Text under study –
================
It is equivalent to the -h
or --host
argument of the
ara-manage runserver
command.
ARA_PORT¶
The port on which the development server will listen on by default when using
the ara-manage runserver
command.
It is equivalent to the -p
or --port
argument of the
ara-manage runserver
command.
ARA_APPLICATION_ROOT¶
The path at which the web application should be loaded.
The default behavior is to load the application at the root (/
) of your
host.
Change this parameter if you’d like to host your application elsewhere.
For example, /ara
would make the application available under
http://host/ara
instead of http://host/
.
ARA_LOG_CONFIG¶
Path to a python logging config file.
If the filename ends in .yaml
or .yml
the file will be loaded as yaml.
If the filename ends in .json
the file will be loaded as json. The
resulting dict for either will be treated as a logging config dict
and passed to logging.config.dictConfig.
Otherwise it will be assumed to a logging config file and the path will be passed to logging.config.fileConfig.
If this option is given it superseeds the other individual log options.
ARA_LOG_FILE¶
Path to the logfile to store ARA logs in.
ARA_LOG_LEVEL¶
The loglevel to adjust debug or verbosity.
ARA_LOG_FORMAT¶
The log format of the logs.
ARA_IGNORE_FACTS¶
When Ansible gathers host facts or uses the setup module, your host facts are recorded by ARA and are also available as part of your reports.
By default, only the host fact ansible_env
is not saved due to the
sensitivity of the information it could contain such as tokens, passwords or
otherwise privileged information.
This configuration allows you to customize what ARA will and will not save. It is a list, provided by comma-separated values.
ARA_IGNORE_PARAMETERS¶
ARA will, by default, save every parameter and option passed to
ansible-playbook (except extra-vars
) and make them available as part of
your reports.
If, for example, you use extra_vars to send a password or secret variable to your playbooks, it is likely you don’t want this saved in ARA’s database.
This configuration allows you to customize what ARA will and will not save. It is a list, provided by comma-separated values.
ARA_IGNORE_EMPTY_GENERATION¶
When using ara generate html
, whether or not to ignore warnings provided
by flask-frozen about endpoints for which the application found no available
data.
For example, if you do not use the ara_record
module as part of your
playbooks, this avoids printing a MissingURLGeneratorWarning because there
is no recorded data to render.
================
Source material –
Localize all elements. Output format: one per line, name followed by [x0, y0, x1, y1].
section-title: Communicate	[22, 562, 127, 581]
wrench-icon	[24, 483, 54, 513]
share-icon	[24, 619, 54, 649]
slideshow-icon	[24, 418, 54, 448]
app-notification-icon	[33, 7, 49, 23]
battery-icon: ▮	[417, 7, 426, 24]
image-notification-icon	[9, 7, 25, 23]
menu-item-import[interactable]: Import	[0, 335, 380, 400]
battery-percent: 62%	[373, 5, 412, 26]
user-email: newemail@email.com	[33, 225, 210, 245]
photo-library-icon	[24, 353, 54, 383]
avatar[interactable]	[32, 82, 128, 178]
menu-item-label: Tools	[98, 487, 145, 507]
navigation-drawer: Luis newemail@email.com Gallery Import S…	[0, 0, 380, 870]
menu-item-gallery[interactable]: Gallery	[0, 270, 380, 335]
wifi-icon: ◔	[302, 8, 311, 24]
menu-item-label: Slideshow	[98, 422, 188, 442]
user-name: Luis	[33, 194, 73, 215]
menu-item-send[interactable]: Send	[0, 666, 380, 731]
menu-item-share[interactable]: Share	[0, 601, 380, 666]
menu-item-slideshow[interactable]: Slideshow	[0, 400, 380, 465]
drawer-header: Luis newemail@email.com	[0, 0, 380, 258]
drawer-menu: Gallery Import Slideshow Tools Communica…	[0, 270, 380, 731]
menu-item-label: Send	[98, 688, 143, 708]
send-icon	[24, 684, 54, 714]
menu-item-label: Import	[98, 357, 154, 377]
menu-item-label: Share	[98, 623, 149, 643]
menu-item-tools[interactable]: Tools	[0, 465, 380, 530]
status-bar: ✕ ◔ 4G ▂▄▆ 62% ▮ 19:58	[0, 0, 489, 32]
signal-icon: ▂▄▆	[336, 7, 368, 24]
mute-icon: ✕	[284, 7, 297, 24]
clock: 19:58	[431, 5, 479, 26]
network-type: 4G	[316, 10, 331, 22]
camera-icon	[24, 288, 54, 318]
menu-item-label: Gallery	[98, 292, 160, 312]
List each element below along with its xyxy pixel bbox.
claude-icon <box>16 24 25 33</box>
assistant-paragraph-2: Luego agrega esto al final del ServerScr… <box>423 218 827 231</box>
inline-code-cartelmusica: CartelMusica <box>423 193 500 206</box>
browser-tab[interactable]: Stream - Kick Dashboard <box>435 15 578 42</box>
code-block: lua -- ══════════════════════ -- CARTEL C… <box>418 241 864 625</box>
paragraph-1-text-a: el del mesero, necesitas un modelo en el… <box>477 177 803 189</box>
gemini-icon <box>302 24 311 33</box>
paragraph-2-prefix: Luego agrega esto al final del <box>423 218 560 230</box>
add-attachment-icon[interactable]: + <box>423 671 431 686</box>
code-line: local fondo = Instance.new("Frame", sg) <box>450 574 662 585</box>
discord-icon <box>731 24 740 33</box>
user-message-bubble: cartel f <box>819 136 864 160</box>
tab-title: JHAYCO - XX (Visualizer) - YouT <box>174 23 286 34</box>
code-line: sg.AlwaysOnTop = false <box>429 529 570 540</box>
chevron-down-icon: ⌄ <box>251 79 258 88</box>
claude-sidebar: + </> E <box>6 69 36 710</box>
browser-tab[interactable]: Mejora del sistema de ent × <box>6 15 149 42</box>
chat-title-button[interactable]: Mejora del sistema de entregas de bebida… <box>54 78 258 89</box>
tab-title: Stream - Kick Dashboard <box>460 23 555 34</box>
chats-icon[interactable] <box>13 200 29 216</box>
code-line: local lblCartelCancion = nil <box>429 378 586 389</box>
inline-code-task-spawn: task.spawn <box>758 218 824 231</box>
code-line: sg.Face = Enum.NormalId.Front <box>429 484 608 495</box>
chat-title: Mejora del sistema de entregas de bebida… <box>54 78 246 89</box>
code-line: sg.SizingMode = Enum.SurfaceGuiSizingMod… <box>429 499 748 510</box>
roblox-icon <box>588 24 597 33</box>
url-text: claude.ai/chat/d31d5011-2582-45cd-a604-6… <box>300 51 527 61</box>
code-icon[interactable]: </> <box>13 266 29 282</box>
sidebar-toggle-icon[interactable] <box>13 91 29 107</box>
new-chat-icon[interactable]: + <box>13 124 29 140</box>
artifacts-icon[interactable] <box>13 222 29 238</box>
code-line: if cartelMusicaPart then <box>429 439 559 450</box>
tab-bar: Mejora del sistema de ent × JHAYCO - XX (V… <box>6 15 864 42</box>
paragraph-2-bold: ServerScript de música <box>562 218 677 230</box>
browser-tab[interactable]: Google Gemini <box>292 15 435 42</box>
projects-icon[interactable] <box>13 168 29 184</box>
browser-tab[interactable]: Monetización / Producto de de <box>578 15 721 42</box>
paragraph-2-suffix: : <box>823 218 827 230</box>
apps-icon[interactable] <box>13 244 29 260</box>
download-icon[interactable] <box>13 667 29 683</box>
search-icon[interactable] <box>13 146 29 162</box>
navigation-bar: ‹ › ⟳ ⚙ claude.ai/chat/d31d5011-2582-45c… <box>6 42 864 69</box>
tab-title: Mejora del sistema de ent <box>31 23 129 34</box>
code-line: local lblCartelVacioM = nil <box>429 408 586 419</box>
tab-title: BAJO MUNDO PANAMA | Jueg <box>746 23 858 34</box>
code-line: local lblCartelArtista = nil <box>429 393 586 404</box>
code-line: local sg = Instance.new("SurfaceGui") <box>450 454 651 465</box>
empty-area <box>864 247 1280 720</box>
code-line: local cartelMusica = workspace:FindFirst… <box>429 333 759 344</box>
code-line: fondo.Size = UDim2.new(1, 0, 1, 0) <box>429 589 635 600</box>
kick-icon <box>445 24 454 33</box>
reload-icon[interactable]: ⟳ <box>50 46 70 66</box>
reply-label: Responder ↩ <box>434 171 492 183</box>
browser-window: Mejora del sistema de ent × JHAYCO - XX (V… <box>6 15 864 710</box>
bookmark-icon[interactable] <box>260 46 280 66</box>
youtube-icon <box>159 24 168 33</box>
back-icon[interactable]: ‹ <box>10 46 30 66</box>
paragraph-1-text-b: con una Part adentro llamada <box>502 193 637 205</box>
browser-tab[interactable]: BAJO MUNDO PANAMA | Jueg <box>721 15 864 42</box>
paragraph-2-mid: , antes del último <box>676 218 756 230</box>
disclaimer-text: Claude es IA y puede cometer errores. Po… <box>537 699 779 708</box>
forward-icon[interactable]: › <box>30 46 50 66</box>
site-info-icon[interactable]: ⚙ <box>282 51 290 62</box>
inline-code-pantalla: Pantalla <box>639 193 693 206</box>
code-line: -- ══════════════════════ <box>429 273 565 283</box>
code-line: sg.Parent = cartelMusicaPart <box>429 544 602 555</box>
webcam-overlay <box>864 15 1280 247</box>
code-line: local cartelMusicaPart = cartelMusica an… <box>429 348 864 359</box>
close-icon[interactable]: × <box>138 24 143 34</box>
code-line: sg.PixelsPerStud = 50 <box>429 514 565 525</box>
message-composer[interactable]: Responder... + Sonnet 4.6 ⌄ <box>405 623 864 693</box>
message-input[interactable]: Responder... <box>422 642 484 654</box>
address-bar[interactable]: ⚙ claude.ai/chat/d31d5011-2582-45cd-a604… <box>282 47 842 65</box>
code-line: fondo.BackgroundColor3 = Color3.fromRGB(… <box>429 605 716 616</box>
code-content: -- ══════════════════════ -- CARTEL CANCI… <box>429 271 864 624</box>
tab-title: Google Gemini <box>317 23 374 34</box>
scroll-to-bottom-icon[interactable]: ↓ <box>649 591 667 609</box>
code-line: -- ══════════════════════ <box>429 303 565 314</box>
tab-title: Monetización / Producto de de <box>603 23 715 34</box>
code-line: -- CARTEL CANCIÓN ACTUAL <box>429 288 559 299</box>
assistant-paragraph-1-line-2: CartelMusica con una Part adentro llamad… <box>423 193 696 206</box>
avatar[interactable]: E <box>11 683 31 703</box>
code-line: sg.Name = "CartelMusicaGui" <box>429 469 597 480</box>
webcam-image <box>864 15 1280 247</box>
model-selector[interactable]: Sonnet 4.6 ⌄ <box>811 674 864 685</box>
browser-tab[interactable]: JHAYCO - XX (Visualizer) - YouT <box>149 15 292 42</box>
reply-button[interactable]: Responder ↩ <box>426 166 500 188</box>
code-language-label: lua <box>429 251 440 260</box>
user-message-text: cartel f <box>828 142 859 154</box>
================
Set of tasks –
**A)** List every option in the configuration text whose name begins with "ARA_LOG_".
**B)** Rewrite the configuration text from "If the filename ends in .json" to "debug or verbosity.", replacing "logfile" with "log file".

Answers below –
**A)** ARA_LOG_CONFIG, ARA_LOG_FILE, ARA_LOG_LEVEL, ARA_LOG_FORMAT

**B)**
If the filename ends in .json
the file will be loaded as json. The
resulting dict for either will be treated as a logging config dict
and passed to logging.config.dictConfig.
Otherwise it will be assumed to a logging config file and the path will be passed to logging.config.fileConfig.
If this option is given it superseeds the other individual log options.
ARA_LOG_FILE¶
Path to the log file to store ARA logs in.
ARA_LOG_LEVEL¶
The loglevel to adjust debug or verbosity.